> _WRITTEN EXERCISE_
Filter for the word "true" and keep each matching line.

Dataset records:
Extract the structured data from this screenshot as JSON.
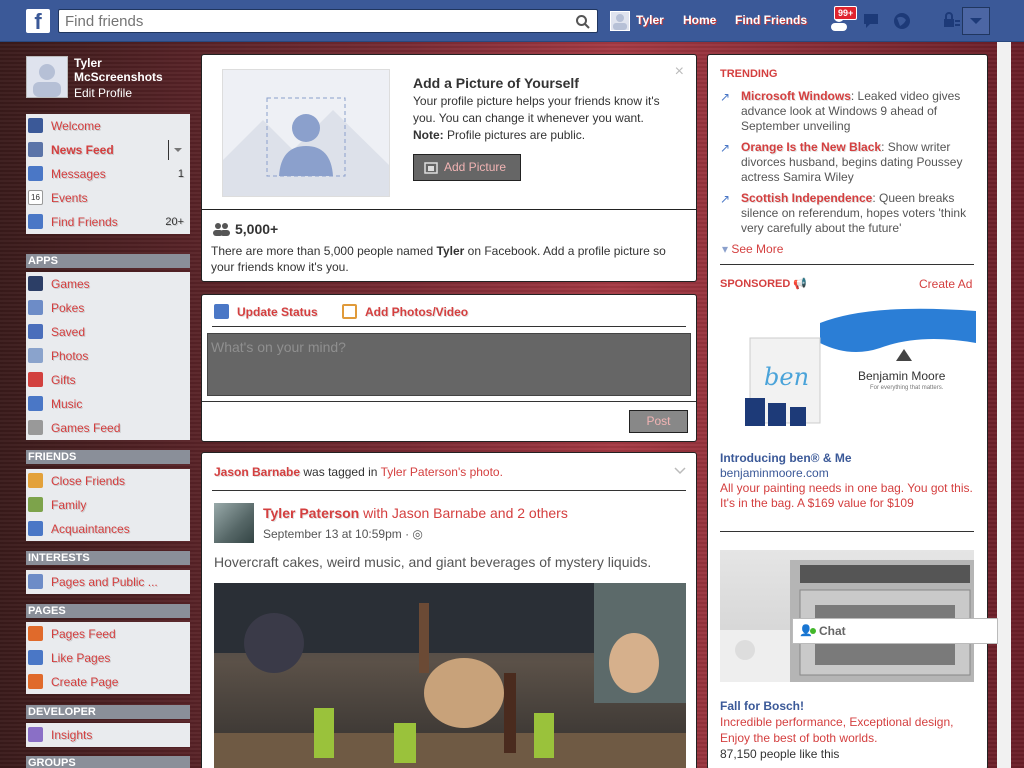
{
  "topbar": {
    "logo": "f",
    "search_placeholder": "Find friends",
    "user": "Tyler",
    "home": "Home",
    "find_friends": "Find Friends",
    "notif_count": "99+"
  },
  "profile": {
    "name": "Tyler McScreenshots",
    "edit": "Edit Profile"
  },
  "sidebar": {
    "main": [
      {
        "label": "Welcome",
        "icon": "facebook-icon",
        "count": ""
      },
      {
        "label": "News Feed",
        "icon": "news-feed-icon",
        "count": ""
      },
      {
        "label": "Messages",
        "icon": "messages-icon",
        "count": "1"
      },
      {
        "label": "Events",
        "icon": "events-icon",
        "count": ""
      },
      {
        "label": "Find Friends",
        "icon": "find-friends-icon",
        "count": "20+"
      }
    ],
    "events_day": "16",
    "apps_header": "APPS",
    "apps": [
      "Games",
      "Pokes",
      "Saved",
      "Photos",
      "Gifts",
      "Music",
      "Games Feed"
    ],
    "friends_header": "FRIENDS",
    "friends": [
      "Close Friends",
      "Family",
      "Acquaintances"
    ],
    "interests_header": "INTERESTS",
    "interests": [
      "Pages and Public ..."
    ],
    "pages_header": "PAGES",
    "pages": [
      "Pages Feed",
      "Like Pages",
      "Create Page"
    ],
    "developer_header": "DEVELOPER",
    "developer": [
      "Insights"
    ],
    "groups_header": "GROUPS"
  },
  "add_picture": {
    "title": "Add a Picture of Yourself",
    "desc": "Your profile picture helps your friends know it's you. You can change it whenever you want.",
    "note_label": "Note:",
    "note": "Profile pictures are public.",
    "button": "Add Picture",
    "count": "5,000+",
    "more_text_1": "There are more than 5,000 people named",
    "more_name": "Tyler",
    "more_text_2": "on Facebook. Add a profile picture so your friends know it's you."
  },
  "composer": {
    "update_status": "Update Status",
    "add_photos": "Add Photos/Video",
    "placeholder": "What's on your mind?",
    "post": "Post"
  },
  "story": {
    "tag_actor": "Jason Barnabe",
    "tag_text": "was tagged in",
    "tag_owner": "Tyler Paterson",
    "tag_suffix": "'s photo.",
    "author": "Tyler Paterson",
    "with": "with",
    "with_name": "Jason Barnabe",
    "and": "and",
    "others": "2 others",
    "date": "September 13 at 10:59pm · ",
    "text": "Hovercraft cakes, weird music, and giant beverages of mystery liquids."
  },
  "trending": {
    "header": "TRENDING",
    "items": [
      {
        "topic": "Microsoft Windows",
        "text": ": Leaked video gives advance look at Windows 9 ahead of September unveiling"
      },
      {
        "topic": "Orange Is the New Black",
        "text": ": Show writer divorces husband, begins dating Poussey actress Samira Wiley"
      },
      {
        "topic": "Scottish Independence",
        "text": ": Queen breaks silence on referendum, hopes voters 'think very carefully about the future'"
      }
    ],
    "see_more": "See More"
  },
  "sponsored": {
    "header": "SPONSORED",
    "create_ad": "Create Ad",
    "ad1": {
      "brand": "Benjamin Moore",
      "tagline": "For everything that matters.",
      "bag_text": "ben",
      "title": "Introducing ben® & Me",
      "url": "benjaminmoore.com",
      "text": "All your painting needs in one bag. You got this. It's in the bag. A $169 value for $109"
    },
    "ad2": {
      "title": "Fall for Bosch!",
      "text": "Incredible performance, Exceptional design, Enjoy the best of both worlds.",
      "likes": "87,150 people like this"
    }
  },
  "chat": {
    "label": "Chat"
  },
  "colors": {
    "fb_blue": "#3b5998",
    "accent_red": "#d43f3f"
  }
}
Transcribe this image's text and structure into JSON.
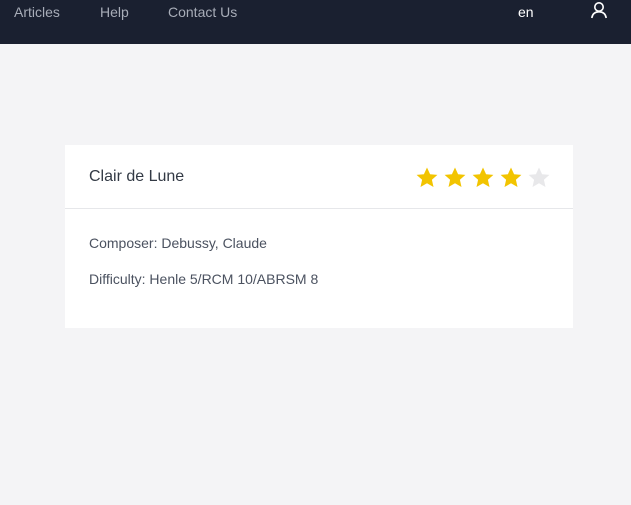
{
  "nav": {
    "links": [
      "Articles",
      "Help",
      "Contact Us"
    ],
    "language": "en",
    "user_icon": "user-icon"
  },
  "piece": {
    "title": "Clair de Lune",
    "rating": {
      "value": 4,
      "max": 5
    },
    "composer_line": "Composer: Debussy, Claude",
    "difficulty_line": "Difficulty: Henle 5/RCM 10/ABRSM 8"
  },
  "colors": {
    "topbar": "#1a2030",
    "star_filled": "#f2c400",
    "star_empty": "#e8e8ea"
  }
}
--
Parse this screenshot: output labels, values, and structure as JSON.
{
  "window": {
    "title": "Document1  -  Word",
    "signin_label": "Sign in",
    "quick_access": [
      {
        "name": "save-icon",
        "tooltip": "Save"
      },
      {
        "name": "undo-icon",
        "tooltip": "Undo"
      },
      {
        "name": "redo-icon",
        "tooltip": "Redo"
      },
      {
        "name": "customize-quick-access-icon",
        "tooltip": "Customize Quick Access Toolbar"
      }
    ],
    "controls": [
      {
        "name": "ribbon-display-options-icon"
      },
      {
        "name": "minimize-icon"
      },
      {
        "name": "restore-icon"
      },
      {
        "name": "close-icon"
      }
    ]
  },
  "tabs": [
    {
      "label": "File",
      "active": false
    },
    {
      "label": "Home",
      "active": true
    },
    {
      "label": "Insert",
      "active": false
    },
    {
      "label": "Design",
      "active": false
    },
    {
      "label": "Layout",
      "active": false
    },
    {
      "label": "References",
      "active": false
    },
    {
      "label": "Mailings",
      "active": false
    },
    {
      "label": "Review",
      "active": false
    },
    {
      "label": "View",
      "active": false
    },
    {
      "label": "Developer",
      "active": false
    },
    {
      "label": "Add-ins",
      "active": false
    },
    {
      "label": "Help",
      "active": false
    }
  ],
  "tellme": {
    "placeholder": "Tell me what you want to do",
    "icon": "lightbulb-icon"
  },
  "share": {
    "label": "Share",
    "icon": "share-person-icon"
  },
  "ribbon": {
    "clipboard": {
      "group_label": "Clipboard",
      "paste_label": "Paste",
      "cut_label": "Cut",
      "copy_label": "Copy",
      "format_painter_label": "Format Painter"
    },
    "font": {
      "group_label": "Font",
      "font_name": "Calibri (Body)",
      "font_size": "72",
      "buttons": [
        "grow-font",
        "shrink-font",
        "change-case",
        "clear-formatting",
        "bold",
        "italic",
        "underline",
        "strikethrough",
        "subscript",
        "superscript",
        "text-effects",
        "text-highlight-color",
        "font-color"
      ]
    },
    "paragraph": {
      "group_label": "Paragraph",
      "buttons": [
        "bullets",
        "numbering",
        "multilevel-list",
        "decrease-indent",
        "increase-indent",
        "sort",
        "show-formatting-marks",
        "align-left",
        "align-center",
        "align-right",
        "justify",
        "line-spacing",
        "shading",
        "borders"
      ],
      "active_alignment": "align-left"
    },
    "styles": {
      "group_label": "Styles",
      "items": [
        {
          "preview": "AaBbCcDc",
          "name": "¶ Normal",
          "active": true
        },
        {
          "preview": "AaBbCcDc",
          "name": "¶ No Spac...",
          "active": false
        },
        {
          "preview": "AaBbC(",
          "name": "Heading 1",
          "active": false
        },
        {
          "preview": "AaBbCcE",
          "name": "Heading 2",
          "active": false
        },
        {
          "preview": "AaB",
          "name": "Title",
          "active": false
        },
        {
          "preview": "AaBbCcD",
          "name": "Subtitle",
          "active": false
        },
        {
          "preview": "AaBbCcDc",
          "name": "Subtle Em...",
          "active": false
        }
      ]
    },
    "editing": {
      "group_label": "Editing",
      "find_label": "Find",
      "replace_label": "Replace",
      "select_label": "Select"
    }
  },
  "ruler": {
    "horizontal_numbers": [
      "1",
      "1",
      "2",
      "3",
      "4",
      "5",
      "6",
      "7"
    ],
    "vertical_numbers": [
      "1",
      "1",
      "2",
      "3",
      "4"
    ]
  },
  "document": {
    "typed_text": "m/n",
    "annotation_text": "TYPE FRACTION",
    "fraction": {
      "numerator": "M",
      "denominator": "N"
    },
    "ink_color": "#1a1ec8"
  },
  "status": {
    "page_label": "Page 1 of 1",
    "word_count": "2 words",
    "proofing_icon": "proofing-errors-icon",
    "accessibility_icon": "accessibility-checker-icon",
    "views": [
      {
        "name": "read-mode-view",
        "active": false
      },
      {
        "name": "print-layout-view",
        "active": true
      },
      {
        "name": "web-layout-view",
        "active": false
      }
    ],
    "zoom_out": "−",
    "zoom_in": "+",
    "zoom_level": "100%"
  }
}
* * *
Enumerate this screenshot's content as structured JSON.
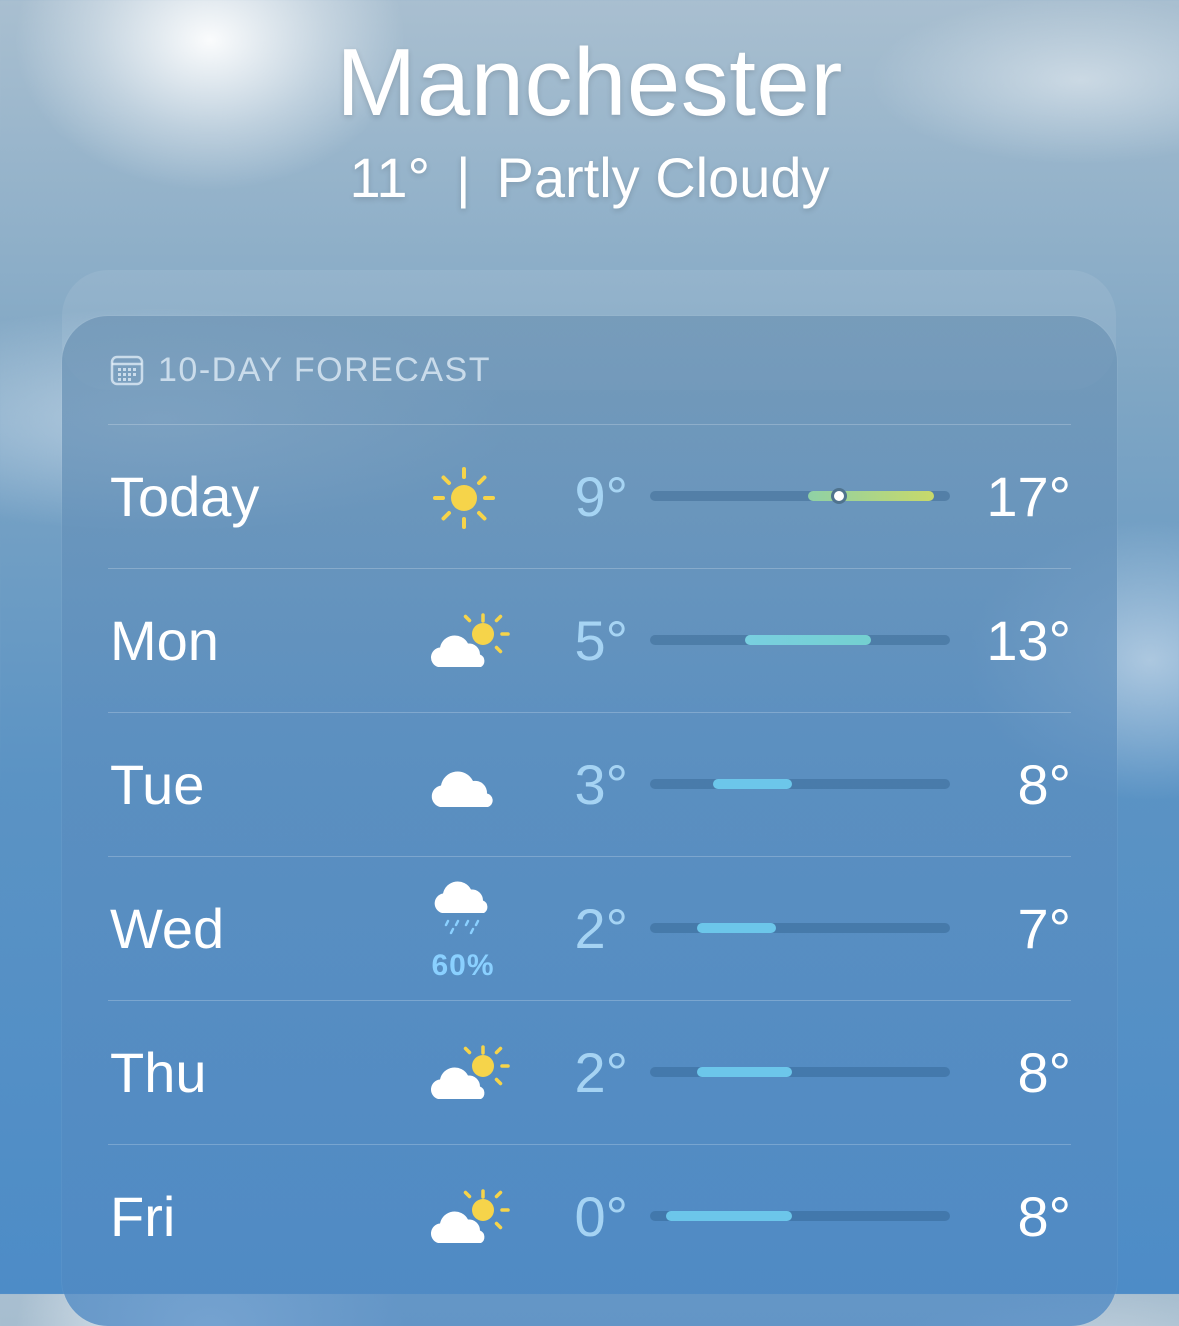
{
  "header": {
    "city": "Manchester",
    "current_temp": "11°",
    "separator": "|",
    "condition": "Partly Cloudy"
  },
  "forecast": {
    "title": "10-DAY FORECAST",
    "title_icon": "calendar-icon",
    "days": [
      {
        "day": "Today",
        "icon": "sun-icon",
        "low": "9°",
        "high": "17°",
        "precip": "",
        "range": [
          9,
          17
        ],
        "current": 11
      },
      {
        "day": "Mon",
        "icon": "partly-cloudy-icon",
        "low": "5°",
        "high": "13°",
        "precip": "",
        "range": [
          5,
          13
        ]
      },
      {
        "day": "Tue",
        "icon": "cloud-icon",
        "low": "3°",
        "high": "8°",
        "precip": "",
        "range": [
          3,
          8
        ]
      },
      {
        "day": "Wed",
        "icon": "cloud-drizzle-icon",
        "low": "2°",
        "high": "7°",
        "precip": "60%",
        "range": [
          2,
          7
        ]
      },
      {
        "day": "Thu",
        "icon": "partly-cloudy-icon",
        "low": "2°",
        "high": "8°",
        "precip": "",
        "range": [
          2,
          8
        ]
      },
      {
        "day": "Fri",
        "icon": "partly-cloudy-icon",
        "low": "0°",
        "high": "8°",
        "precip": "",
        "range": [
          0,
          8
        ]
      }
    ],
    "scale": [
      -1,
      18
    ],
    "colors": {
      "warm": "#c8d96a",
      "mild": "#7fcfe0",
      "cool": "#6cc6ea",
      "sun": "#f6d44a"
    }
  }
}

> _THE OUTPUT_
      "active": true
          "active": true
        "active": true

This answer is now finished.